The records that follow should be retyped word for word.

====== Dataset extract

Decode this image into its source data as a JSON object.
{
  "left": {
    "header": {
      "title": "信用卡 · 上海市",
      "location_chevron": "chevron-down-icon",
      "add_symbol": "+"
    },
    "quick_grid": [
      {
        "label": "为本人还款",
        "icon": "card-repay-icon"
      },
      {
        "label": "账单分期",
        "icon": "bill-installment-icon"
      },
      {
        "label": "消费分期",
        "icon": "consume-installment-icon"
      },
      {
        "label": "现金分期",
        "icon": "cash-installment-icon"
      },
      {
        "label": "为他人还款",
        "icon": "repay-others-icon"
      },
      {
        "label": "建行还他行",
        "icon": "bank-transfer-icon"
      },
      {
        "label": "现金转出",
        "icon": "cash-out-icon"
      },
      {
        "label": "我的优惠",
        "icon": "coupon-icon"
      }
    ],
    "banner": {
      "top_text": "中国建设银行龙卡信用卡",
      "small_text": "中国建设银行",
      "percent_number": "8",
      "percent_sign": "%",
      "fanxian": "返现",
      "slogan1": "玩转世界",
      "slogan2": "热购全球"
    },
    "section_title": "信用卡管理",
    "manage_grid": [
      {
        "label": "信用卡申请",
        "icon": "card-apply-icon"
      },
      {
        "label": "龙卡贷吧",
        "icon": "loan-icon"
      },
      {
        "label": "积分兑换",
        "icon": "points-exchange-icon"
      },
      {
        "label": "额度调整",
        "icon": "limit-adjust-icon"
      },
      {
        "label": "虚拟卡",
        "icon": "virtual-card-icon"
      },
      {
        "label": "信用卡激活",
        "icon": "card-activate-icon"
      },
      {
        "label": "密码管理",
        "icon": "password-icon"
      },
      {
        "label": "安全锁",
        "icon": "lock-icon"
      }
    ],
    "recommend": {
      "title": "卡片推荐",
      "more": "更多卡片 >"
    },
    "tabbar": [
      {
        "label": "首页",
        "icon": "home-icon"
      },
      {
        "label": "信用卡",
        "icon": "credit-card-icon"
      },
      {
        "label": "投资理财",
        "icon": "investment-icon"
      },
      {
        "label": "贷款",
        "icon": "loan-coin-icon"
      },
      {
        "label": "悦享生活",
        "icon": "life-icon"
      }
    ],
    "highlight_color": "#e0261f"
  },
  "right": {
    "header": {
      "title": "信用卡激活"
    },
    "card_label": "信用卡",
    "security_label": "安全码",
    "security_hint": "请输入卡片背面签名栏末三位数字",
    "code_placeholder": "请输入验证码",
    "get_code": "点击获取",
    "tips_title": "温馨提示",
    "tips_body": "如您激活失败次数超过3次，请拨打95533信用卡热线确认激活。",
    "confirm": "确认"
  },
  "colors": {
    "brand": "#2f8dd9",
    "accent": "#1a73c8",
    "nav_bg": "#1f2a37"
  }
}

============

=== Response for this exercise ===
Decode this image into its source data as a JSON object.
{
  "left": {
    "header": {
      "title": "信用卡 · 上海市",
      "location_chevron": "chevron-down-icon",
      "add_symbol": "+"
    },
    "quick_grid": [
      {
        "label": "为本人还款",
        "icon": "card-repay-icon"
      },
      {
        "label": "账单分期",
        "icon": "bill-installment-icon"
      },
      {
        "label": "消费分期",
        "icon": "consume-installment-icon"
      },
      {
        "label": "现金分期",
        "icon": "cash-installment-icon"
      },
      {
        "label": "为他人还款",
        "icon": "repay-others-icon"
      },
      {
        "label": "建行还他行",
        "icon": "bank-transfer-icon"
      },
      {
        "label": "现金转出",
        "icon": "cash-out-icon"
      },
      {
        "label": "我的优惠",
        "icon": "coupon-icon"
      }
    ],
    "banner": {
      "top_text": "中国建设银行龙卡信用卡",
      "small_text": "中国建设银行",
      "percent_number": "8",
      "percent_sign": "%",
      "fanxian": "返现",
      "slogan1": "玩转世界",
      "slogan2": "热购全球"
    },
    "section_title": "信用卡管理",
    "manage_grid": [
      {
        "label": "信用卡申请",
        "icon": "card-apply-icon"
      },
      {
        "label": "龙卡贷吧",
        "icon": "loan-icon"
      },
      {
        "label": "积分兑换",
        "icon": "points-exchange-icon"
      },
      {
        "label": "额度调整",
        "icon": "limit-adjust-icon"
      },
      {
        "label": "虚拟卡",
        "icon": "virtual-card-icon"
      },
      {
        "label": "信用卡激活",
        "icon": "card-activate-icon"
      },
      {
        "label": "密码管理",
        "icon": "password-icon"
      },
      {
        "label": "安全锁",
        "icon": "lock-icon"
      }
    ],
    "recommend": {
      "title": "卡片推荐",
      "more": "更多卡片 >"
    },
    "tabbar": [
      {
        "label": "首页",
        "icon": "home-icon"
      },
      {
        "label": "信用卡",
        "icon": "credit-card-icon"
      },
      {
        "label": "投资理财",
        "icon": "investment-icon"
      },
      {
        "label": "贷款",
        "icon": "loan-coin-icon"
      },
      {
        "label": "悦享生活",
        "icon": "life-icon"
      }
    ],
    "highlight_color": "#e0261f"
  },
  "right": {
    "header": {
      "title": "信用卡激活"
    },
    "card_label": "信用卡",
    "security_label": "安全码",
    "security_hint": "请输入卡片背面签名栏末三位数字",
    "code_placeholder": "请输入验证码",
    "get_code": "点击获取",
    "tips_title": "温馨提示",
    "tips_body": "如您激活失败次数超过3次，请拨打95533信用卡热线确认激活。",
    "confirm": "确认"
  },
  "colors": {
    "brand": "#2f8dd9",
    "accent": "#1a73c8",
    "nav_bg": "#1f2a37"
  }
}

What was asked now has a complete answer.